* BEGIN DATA FOR THE TASK *

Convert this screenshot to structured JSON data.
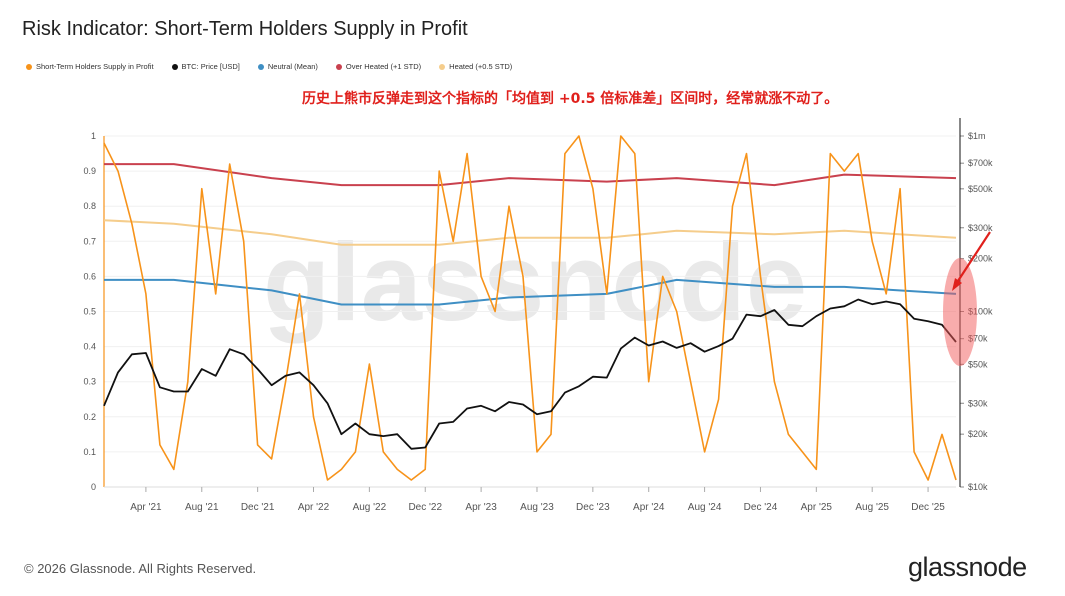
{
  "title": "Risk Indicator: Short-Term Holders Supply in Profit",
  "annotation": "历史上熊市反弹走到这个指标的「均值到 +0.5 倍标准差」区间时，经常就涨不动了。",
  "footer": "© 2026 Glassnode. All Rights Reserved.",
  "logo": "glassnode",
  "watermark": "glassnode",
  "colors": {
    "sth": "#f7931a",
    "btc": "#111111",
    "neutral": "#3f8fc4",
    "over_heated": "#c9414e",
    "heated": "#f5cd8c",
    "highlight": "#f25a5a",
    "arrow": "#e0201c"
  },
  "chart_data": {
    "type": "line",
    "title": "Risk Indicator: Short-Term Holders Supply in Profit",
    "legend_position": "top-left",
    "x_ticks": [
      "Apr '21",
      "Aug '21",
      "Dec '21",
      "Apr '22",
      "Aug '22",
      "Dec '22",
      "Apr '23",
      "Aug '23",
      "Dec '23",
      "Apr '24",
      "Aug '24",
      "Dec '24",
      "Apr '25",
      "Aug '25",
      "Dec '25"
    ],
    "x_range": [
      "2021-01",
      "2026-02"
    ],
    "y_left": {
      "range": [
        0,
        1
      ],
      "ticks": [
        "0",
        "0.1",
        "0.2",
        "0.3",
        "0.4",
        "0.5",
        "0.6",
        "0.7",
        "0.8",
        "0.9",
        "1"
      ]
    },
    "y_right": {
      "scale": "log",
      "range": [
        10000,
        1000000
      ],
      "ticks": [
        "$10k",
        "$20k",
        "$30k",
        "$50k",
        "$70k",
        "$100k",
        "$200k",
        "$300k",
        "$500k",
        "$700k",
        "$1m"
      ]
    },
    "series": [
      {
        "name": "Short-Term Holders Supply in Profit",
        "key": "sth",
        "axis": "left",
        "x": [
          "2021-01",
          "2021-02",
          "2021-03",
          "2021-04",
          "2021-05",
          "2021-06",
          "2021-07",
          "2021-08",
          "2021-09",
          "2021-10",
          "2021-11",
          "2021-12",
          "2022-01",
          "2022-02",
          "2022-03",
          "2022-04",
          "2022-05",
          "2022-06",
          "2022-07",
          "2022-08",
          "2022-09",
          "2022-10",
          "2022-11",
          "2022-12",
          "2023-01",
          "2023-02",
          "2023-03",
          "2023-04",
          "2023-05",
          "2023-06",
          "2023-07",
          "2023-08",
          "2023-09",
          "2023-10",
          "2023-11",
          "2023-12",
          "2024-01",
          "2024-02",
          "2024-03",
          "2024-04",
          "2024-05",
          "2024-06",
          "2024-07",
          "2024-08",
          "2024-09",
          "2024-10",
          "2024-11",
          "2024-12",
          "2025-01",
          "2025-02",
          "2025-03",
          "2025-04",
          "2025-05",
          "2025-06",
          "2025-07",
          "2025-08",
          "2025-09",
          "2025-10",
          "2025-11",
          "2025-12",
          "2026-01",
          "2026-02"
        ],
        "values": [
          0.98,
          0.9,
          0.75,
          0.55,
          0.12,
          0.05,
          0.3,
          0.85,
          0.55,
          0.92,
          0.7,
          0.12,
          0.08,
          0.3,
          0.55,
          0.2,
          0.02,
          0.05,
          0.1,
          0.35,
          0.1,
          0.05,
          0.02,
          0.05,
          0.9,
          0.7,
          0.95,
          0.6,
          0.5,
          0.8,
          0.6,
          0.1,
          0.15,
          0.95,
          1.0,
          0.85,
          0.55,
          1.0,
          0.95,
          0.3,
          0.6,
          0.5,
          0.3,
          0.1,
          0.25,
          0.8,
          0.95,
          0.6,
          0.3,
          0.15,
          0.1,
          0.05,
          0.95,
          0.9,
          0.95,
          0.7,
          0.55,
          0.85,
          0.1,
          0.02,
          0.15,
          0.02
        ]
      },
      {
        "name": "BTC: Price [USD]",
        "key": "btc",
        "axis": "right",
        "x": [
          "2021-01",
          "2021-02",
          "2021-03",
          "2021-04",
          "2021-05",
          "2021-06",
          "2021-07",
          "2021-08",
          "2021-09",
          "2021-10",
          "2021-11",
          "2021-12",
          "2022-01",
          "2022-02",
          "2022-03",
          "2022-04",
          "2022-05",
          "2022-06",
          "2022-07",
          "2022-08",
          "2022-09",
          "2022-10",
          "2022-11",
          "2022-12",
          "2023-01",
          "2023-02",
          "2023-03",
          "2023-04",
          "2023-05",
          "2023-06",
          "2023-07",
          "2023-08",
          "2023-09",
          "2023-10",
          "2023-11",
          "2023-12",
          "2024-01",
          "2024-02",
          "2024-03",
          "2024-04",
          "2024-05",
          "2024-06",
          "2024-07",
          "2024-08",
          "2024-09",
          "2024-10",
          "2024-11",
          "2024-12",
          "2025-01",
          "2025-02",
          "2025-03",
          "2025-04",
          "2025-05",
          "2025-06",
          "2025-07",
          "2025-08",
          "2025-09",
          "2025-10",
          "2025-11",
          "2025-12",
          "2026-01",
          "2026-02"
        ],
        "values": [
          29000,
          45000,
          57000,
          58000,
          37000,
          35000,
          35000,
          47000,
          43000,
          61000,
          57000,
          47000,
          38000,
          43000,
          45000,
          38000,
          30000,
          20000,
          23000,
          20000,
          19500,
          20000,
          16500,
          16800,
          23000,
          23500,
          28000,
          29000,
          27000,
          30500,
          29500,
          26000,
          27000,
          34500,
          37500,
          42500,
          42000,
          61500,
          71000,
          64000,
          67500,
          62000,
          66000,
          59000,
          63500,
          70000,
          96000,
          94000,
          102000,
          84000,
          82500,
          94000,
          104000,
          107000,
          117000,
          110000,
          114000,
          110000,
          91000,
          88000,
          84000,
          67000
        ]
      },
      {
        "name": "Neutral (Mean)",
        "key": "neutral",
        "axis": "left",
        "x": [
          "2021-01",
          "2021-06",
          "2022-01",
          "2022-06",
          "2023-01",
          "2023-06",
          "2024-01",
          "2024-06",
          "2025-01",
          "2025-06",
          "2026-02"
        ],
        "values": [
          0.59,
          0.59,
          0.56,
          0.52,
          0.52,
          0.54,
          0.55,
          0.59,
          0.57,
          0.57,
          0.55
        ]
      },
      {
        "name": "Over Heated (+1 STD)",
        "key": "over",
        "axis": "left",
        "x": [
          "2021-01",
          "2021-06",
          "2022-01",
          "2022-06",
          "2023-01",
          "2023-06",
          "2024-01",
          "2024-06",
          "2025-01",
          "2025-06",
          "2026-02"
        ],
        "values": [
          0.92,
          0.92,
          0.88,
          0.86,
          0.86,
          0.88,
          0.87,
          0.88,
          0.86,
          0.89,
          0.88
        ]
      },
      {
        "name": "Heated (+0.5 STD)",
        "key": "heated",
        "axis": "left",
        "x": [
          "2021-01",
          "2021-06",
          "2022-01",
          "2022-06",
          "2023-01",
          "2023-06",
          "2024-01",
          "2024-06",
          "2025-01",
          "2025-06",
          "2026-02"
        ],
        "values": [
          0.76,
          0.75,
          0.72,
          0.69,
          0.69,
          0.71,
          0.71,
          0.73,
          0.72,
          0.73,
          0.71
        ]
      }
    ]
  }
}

* END DATA FOR THE TASK *

→ WHAT THE EXERCISE ASKS
Take the listing and print it again exactly, but without any pictures.

→ RESPONSE TO THIS EXERCISE
Convert this screenshot to structured JSON data.
{
  "title": "Risk Indicator: Short-Term Holders Supply in Profit",
  "annotation": "历史上熊市反弹走到这个指标的「均值到 +0.5 倍标准差」区间时，经常就涨不动了。",
  "footer": "© 2026 Glassnode. All Rights Reserved.",
  "logo": "glassnode",
  "watermark": "glassnode",
  "colors": {
    "sth": "#f7931a",
    "btc": "#111111",
    "neutral": "#3f8fc4",
    "over_heated": "#c9414e",
    "heated": "#f5cd8c",
    "highlight": "#f25a5a",
    "arrow": "#e0201c"
  },
  "chart_data": {
    "type": "line",
    "title": "Risk Indicator: Short-Term Holders Supply in Profit",
    "legend_position": "top-left",
    "x_ticks": [
      "Apr '21",
      "Aug '21",
      "Dec '21",
      "Apr '22",
      "Aug '22",
      "Dec '22",
      "Apr '23",
      "Aug '23",
      "Dec '23",
      "Apr '24",
      "Aug '24",
      "Dec '24",
      "Apr '25",
      "Aug '25",
      "Dec '25"
    ],
    "x_range": [
      "2021-01",
      "2026-02"
    ],
    "y_left": {
      "range": [
        0,
        1
      ],
      "ticks": [
        "0",
        "0.1",
        "0.2",
        "0.3",
        "0.4",
        "0.5",
        "0.6",
        "0.7",
        "0.8",
        "0.9",
        "1"
      ]
    },
    "y_right": {
      "scale": "log",
      "range": [
        10000,
        1000000
      ],
      "ticks": [
        "$10k",
        "$20k",
        "$30k",
        "$50k",
        "$70k",
        "$100k",
        "$200k",
        "$300k",
        "$500k",
        "$700k",
        "$1m"
      ]
    },
    "series": [
      {
        "name": "Short-Term Holders Supply in Profit",
        "key": "sth",
        "axis": "left",
        "x": [
          "2021-01",
          "2021-02",
          "2021-03",
          "2021-04",
          "2021-05",
          "2021-06",
          "2021-07",
          "2021-08",
          "2021-09",
          "2021-10",
          "2021-11",
          "2021-12",
          "2022-01",
          "2022-02",
          "2022-03",
          "2022-04",
          "2022-05",
          "2022-06",
          "2022-07",
          "2022-08",
          "2022-09",
          "2022-10",
          "2022-11",
          "2022-12",
          "2023-01",
          "2023-02",
          "2023-03",
          "2023-04",
          "2023-05",
          "2023-06",
          "2023-07",
          "2023-08",
          "2023-09",
          "2023-10",
          "2023-11",
          "2023-12",
          "2024-01",
          "2024-02",
          "2024-03",
          "2024-04",
          "2024-05",
          "2024-06",
          "2024-07",
          "2024-08",
          "2024-09",
          "2024-10",
          "2024-11",
          "2024-12",
          "2025-01",
          "2025-02",
          "2025-03",
          "2025-04",
          "2025-05",
          "2025-06",
          "2025-07",
          "2025-08",
          "2025-09",
          "2025-10",
          "2025-11",
          "2025-12",
          "2026-01",
          "2026-02"
        ],
        "values": [
          0.98,
          0.9,
          0.75,
          0.55,
          0.12,
          0.05,
          0.3,
          0.85,
          0.55,
          0.92,
          0.7,
          0.12,
          0.08,
          0.3,
          0.55,
          0.2,
          0.02,
          0.05,
          0.1,
          0.35,
          0.1,
          0.05,
          0.02,
          0.05,
          0.9,
          0.7,
          0.95,
          0.6,
          0.5,
          0.8,
          0.6,
          0.1,
          0.15,
          0.95,
          1.0,
          0.85,
          0.55,
          1.0,
          0.95,
          0.3,
          0.6,
          0.5,
          0.3,
          0.1,
          0.25,
          0.8,
          0.95,
          0.6,
          0.3,
          0.15,
          0.1,
          0.05,
          0.95,
          0.9,
          0.95,
          0.7,
          0.55,
          0.85,
          0.1,
          0.02,
          0.15,
          0.02
        ]
      },
      {
        "name": "BTC: Price [USD]",
        "key": "btc",
        "axis": "right",
        "x": [
          "2021-01",
          "2021-02",
          "2021-03",
          "2021-04",
          "2021-05",
          "2021-06",
          "2021-07",
          "2021-08",
          "2021-09",
          "2021-10",
          "2021-11",
          "2021-12",
          "2022-01",
          "2022-02",
          "2022-03",
          "2022-04",
          "2022-05",
          "2022-06",
          "2022-07",
          "2022-08",
          "2022-09",
          "2022-10",
          "2022-11",
          "2022-12",
          "2023-01",
          "2023-02",
          "2023-03",
          "2023-04",
          "2023-05",
          "2023-06",
          "2023-07",
          "2023-08",
          "2023-09",
          "2023-10",
          "2023-11",
          "2023-12",
          "2024-01",
          "2024-02",
          "2024-03",
          "2024-04",
          "2024-05",
          "2024-06",
          "2024-07",
          "2024-08",
          "2024-09",
          "2024-10",
          "2024-11",
          "2024-12",
          "2025-01",
          "2025-02",
          "2025-03",
          "2025-04",
          "2025-05",
          "2025-06",
          "2025-07",
          "2025-08",
          "2025-09",
          "2025-10",
          "2025-11",
          "2025-12",
          "2026-01",
          "2026-02"
        ],
        "values": [
          29000,
          45000,
          57000,
          58000,
          37000,
          35000,
          35000,
          47000,
          43000,
          61000,
          57000,
          47000,
          38000,
          43000,
          45000,
          38000,
          30000,
          20000,
          23000,
          20000,
          19500,
          20000,
          16500,
          16800,
          23000,
          23500,
          28000,
          29000,
          27000,
          30500,
          29500,
          26000,
          27000,
          34500,
          37500,
          42500,
          42000,
          61500,
          71000,
          64000,
          67500,
          62000,
          66000,
          59000,
          63500,
          70000,
          96000,
          94000,
          102000,
          84000,
          82500,
          94000,
          104000,
          107000,
          117000,
          110000,
          114000,
          110000,
          91000,
          88000,
          84000,
          67000
        ]
      },
      {
        "name": "Neutral (Mean)",
        "key": "neutral",
        "axis": "left",
        "x": [
          "2021-01",
          "2021-06",
          "2022-01",
          "2022-06",
          "2023-01",
          "2023-06",
          "2024-01",
          "2024-06",
          "2025-01",
          "2025-06",
          "2026-02"
        ],
        "values": [
          0.59,
          0.59,
          0.56,
          0.52,
          0.52,
          0.54,
          0.55,
          0.59,
          0.57,
          0.57,
          0.55
        ]
      },
      {
        "name": "Over Heated (+1 STD)",
        "key": "over",
        "axis": "left",
        "x": [
          "2021-01",
          "2021-06",
          "2022-01",
          "2022-06",
          "2023-01",
          "2023-06",
          "2024-01",
          "2024-06",
          "2025-01",
          "2025-06",
          "2026-02"
        ],
        "values": [
          0.92,
          0.92,
          0.88,
          0.86,
          0.86,
          0.88,
          0.87,
          0.88,
          0.86,
          0.89,
          0.88
        ]
      },
      {
        "name": "Heated (+0.5 STD)",
        "key": "heated",
        "axis": "left",
        "x": [
          "2021-01",
          "2021-06",
          "2022-01",
          "2022-06",
          "2023-01",
          "2023-06",
          "2024-01",
          "2024-06",
          "2025-01",
          "2025-06",
          "2026-02"
        ],
        "values": [
          0.76,
          0.75,
          0.72,
          0.69,
          0.69,
          0.71,
          0.71,
          0.73,
          0.72,
          0.73,
          0.71
        ]
      }
    ]
  }
}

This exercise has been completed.